* **Page text**:

--- --- ---

It is indeed to your credit that you are seemingly and on the outside at least so sorted.

I would also seriously consider keeping your own self as well as your children well away from your mother as well. It is not possible to have a relationship with a narcissist and she could also use your children as narcissistic supply as well. (Am also very familiar with narcissist argument). Both your parents have utterly failed you here.

happybubble4 · 16/10/2015 09:36

Hi, I haven't heard of them, I will definitely look them up, obviously feel like my childhood wasn't bad enough to waste an organisations time though....

It's a credit to the amazing unconditional love from my husband, I don't know what he sees in me but he's been put through a lot and loves me regardless.

I feel like going no contact would be a whole lot of grief I'm not ready for, atm she's being seemingly pleasant although the digs and the little things to hurt me but not enough to get mad about are still there, I'm just waiting for another explosion though and I'm thinking with that one I will cut contact. I have siblings I don't want to lose as well but also don't feel a bond with them. I do wonder if she's completely oblivious to the pain she causes me and thinks I'm the hurtful one. I always remember in our last argument I tried explaining how despite everything I have I still hate myself and she responded by posting a quote "if it makes you happy then why the hell are you so sad" now I get upset if I hear that song. Sorry if I'm rambling just writing exactly what is on my head xxx

AttilaTheMeerkat · 16/10/2015 10:40

Hi, I haven't heard of them, I will definitely look them up, obviously feel like my childhood wasn't bad enough to waste an organisations time though....

Do contact them. Your second sentence that starts, "obviously..." is uttered by so many now adult children of dysfunctional parents. You keep writing that your childhood was not "bad" enough; well from what you have written about it, it was more than "bad" enough. I put it to you that you did not really have a childhood and your parents utterly failed you, they should never have been together in the first place. Heal that little girl still within you now.

--- --- ---

* **What is being asked**:
Copy the forum thread above word for word, in full.

[Bounding box prediction data]
--- --- ---

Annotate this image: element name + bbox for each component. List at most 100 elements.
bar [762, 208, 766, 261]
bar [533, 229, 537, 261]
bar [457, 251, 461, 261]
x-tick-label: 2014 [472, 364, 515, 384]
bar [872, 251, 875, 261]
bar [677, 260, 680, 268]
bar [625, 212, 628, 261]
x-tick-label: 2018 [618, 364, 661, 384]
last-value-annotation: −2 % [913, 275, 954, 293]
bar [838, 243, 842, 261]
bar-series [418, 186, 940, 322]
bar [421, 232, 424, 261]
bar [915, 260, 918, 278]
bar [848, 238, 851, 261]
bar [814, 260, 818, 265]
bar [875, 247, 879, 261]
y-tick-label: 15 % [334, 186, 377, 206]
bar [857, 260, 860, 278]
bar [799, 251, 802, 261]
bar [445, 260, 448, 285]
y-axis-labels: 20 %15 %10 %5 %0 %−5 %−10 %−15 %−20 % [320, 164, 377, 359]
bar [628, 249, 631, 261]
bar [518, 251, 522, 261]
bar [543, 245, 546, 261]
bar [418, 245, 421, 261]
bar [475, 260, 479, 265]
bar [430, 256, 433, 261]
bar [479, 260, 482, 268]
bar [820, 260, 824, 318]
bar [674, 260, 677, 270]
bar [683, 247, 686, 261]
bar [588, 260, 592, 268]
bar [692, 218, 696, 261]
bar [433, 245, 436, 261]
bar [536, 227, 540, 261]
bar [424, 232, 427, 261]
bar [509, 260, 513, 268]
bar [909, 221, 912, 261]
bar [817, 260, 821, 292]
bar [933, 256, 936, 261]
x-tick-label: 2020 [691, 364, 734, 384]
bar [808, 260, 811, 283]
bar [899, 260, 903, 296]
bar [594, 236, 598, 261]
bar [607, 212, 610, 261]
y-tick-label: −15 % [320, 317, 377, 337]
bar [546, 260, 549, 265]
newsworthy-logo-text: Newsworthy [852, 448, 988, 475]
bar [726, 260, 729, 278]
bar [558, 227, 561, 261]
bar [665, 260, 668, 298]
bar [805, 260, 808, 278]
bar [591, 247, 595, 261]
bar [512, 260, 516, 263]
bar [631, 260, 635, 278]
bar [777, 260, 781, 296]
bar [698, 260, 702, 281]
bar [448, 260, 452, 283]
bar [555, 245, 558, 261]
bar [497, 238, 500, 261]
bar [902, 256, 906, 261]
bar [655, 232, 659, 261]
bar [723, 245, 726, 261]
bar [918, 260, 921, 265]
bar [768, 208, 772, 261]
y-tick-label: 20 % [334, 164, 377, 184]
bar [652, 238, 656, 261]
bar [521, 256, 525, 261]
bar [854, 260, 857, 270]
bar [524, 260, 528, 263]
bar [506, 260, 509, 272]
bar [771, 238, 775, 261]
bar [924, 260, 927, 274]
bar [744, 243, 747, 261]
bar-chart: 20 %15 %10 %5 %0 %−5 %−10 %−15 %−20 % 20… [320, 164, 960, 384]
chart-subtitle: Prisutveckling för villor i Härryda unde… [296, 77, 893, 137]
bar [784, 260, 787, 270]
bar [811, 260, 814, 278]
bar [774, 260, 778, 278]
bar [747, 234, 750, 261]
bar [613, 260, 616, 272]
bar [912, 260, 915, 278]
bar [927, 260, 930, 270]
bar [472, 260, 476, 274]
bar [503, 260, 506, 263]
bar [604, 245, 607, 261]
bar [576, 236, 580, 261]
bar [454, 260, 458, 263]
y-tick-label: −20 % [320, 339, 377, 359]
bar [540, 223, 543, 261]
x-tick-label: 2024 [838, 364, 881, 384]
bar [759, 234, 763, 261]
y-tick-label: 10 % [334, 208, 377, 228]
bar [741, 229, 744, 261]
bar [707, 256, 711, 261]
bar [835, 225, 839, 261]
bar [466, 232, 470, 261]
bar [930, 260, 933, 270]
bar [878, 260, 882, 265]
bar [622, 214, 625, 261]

--- --- ---

* **Answer area**:
It is indeed to your credit that you are seemingly and on the outside at least so sorted.

I would also seriously consider keeping your own self as well as your children well away from your mother as well. It is not possible to have a relationship with a narcissist and she could also use your children as narcissistic supply as well. (Am also very familiar with narcissist argument). Both your parents have utterly failed you here.

happybubble4 · 16/10/2015 09:36

Hi, I haven't heard of them, I will definitely look them up, obviously feel like my childhood wasn't bad enough to waste an organisations time though....

It's a credit to the amazing unconditional love from my husband, I don't know what he sees in me but he's been put through a lot and loves me regardless.

I feel like going no contact would be a whole lot of grief I'm not ready for, atm she's being seemingly pleasant although the digs and the little things to hurt me but not enough to get mad about are still there, I'm just waiting for another explosion though and I'm thinking with that one I will cut contact. I have siblings I don't want to lose as well but also don't feel a bond with them. I do wonder if she's completely oblivious to the pain she causes me and thinks I'm the hurtful one. I always remember in our last argument I tried explaining how despite everything I have I still hate myself and she responded by posting a quote "if it makes you happy then why the hell are you so sad" now I get upset if I hear that song. Sorry if I'm rambling just writing exactly what is on my head xxx

AttilaTheMeerkat · 16/10/2015 10:40

Hi, I haven't heard of them, I will definitely look them up, obviously feel like my childhood wasn't bad enough to waste an organisations time though....

Do contact them. Your second sentence that starts, "obviously..." is uttered by so many now adult children of dysfunctional parents. You keep writing that your childhood was not "bad" enough; well from what you have written about it, it was more than "bad" enough. I put it to you that you did not really have a childhood and your parents utterly failed you, they should never have been together in the first place. Heal that little girl still within you now.